State how many lines hold the string "бројем". Give the number and nothing else.

LISTED RECORDS:
_ _ _ _ _

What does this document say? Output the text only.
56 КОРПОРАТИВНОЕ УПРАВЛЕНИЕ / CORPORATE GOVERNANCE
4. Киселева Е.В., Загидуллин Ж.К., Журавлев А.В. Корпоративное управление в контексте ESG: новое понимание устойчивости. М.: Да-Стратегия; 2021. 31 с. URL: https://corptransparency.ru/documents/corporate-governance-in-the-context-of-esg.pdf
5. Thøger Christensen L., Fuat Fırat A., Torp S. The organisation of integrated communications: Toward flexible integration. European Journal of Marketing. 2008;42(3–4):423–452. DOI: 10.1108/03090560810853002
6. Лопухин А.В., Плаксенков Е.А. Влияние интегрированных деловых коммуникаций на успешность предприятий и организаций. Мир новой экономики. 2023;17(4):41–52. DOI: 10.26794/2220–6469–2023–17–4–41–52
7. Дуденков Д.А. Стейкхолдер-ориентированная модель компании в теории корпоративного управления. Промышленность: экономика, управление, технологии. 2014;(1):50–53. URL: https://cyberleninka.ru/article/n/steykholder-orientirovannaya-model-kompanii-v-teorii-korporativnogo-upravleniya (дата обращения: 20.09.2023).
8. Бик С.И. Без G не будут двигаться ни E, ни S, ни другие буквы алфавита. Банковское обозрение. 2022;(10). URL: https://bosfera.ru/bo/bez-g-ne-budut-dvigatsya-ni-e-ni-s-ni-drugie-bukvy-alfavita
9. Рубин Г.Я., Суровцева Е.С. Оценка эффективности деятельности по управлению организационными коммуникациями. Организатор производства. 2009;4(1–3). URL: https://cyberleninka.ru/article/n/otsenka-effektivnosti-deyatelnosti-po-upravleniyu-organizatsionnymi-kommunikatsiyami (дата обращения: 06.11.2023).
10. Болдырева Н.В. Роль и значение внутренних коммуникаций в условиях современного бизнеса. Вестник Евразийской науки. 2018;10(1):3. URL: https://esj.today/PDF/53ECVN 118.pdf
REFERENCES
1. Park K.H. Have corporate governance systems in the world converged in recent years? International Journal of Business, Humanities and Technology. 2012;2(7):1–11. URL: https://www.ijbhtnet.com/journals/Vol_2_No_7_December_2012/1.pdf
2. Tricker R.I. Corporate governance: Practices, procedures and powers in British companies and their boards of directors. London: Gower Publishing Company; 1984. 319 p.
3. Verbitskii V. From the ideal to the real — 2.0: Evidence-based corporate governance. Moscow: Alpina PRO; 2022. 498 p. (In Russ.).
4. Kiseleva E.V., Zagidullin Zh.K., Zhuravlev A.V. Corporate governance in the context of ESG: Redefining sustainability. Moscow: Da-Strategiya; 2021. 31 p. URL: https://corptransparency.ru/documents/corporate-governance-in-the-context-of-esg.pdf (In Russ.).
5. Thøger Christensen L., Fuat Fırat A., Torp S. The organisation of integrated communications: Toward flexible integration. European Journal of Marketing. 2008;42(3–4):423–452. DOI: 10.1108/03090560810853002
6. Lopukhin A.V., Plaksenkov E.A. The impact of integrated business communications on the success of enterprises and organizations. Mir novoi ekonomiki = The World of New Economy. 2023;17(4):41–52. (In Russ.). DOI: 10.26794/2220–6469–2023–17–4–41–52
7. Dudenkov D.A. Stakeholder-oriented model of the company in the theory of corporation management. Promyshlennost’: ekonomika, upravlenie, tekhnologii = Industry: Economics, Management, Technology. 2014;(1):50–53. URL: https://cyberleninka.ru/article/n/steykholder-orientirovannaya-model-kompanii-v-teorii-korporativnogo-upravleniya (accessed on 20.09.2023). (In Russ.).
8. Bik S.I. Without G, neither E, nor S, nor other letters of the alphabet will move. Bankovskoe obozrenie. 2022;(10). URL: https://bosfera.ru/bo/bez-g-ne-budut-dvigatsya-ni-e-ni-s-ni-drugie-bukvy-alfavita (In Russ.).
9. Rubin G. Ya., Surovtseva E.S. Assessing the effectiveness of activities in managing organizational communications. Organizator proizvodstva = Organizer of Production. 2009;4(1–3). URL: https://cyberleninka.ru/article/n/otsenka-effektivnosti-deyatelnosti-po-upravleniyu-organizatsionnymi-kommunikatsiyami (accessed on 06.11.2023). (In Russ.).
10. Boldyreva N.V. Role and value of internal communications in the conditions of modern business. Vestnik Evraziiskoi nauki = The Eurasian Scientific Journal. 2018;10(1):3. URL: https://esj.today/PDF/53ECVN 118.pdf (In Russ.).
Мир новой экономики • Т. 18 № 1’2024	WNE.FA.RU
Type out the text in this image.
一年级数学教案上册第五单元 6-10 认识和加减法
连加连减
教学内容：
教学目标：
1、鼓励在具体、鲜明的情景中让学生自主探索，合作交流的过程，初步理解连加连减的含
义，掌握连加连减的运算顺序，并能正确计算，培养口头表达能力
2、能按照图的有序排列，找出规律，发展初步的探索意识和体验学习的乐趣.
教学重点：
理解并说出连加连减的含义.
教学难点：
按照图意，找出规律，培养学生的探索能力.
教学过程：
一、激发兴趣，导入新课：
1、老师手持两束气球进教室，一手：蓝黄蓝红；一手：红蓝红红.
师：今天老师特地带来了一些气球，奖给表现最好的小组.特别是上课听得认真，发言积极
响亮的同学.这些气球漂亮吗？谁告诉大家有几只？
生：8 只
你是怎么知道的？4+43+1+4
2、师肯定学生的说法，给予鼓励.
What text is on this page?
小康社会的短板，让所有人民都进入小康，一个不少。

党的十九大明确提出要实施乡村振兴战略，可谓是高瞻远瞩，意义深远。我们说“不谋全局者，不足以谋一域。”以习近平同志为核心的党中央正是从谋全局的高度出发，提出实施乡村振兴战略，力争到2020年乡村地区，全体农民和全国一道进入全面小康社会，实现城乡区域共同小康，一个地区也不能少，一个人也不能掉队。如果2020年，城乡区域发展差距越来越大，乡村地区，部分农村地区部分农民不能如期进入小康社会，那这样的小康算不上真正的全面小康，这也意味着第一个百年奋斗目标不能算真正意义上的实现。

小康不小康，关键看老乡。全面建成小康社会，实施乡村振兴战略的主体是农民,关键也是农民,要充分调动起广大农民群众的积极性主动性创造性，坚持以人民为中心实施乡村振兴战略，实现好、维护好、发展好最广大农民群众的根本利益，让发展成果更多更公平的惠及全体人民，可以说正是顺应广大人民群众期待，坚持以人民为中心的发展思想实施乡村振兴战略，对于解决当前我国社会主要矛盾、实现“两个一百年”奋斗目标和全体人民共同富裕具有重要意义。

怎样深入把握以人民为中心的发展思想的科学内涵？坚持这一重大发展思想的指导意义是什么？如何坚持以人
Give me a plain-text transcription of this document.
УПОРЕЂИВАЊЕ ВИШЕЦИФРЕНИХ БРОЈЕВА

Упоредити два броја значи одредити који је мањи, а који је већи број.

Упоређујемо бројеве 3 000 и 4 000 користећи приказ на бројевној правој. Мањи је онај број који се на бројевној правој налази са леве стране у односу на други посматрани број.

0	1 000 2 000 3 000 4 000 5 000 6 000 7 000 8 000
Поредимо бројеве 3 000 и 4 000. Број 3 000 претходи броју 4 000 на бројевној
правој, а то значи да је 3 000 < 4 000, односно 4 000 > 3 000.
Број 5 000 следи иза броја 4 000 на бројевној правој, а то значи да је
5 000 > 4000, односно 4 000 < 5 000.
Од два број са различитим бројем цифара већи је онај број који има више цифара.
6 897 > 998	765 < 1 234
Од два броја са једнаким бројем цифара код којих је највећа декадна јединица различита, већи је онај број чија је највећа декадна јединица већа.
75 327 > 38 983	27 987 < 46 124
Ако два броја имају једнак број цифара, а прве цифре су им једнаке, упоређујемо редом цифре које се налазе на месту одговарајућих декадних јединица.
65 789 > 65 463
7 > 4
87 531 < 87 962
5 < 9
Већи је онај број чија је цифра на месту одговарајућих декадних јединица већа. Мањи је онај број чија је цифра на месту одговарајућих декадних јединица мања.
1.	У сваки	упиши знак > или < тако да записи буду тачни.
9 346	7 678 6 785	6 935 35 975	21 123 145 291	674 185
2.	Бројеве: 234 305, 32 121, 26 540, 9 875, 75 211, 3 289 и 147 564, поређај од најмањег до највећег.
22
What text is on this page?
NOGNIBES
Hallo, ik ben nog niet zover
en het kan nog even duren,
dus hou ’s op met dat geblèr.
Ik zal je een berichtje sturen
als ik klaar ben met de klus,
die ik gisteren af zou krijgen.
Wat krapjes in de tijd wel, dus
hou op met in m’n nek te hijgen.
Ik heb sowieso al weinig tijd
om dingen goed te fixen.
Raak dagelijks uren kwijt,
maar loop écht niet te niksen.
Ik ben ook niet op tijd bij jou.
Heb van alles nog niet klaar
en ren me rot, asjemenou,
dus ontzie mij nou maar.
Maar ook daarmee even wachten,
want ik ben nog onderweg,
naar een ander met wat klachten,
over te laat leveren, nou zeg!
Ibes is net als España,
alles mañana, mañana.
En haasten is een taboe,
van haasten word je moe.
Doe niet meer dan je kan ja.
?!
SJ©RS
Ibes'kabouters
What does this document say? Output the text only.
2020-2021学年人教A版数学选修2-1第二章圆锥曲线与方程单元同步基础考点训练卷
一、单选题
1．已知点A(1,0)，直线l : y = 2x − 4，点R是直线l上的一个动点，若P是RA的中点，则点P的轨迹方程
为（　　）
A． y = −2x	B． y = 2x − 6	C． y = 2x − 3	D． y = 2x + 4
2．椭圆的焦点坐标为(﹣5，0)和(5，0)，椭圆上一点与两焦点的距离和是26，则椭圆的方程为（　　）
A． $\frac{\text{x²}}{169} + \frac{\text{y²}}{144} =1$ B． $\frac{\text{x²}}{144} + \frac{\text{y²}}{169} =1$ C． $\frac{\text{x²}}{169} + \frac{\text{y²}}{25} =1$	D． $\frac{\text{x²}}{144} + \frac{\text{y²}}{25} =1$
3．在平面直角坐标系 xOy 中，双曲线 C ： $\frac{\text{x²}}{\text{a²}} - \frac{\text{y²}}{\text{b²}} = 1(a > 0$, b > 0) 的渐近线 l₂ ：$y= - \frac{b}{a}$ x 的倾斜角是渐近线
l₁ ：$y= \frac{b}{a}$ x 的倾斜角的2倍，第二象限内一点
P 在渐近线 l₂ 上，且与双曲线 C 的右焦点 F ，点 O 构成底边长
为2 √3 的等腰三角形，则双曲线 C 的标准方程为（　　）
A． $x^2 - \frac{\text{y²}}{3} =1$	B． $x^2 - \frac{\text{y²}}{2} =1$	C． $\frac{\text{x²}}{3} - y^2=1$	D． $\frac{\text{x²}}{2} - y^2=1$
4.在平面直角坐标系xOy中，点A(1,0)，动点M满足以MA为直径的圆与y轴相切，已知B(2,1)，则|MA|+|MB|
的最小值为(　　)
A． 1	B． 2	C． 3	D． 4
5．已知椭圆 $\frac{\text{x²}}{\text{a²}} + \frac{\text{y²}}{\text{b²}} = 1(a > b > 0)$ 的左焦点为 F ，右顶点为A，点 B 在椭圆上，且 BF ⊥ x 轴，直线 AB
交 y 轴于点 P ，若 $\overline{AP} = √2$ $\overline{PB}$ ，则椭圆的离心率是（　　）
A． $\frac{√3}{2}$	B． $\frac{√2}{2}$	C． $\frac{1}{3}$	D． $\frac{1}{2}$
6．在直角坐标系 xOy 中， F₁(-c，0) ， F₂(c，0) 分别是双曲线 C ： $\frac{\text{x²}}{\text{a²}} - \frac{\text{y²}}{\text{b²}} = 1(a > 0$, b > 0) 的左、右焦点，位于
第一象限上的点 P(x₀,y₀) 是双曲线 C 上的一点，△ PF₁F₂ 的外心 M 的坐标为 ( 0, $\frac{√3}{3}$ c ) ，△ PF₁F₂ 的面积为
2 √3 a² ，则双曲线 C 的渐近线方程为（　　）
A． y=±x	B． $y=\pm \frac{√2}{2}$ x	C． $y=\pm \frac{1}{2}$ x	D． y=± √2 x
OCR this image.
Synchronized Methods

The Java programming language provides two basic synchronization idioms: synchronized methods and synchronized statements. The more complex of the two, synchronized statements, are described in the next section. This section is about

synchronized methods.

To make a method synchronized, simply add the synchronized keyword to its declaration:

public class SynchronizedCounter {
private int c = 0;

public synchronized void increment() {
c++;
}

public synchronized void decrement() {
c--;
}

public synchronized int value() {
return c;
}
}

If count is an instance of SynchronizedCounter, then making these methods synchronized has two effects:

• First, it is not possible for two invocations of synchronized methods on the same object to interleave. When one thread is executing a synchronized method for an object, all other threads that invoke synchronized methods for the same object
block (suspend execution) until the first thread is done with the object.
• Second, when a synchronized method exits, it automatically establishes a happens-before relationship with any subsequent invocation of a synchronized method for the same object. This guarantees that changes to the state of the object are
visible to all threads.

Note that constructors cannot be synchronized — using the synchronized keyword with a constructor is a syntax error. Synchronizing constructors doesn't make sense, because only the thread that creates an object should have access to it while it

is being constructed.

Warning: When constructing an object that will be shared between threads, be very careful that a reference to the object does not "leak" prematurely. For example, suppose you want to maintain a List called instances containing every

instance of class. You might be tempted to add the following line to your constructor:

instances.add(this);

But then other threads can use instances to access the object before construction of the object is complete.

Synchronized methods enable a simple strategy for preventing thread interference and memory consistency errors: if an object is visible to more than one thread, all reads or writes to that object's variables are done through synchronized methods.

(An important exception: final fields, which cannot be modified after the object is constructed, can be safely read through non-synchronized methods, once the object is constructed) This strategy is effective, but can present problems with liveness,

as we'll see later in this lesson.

_ _ _ _ _

EXERCISE RESPONSE: 2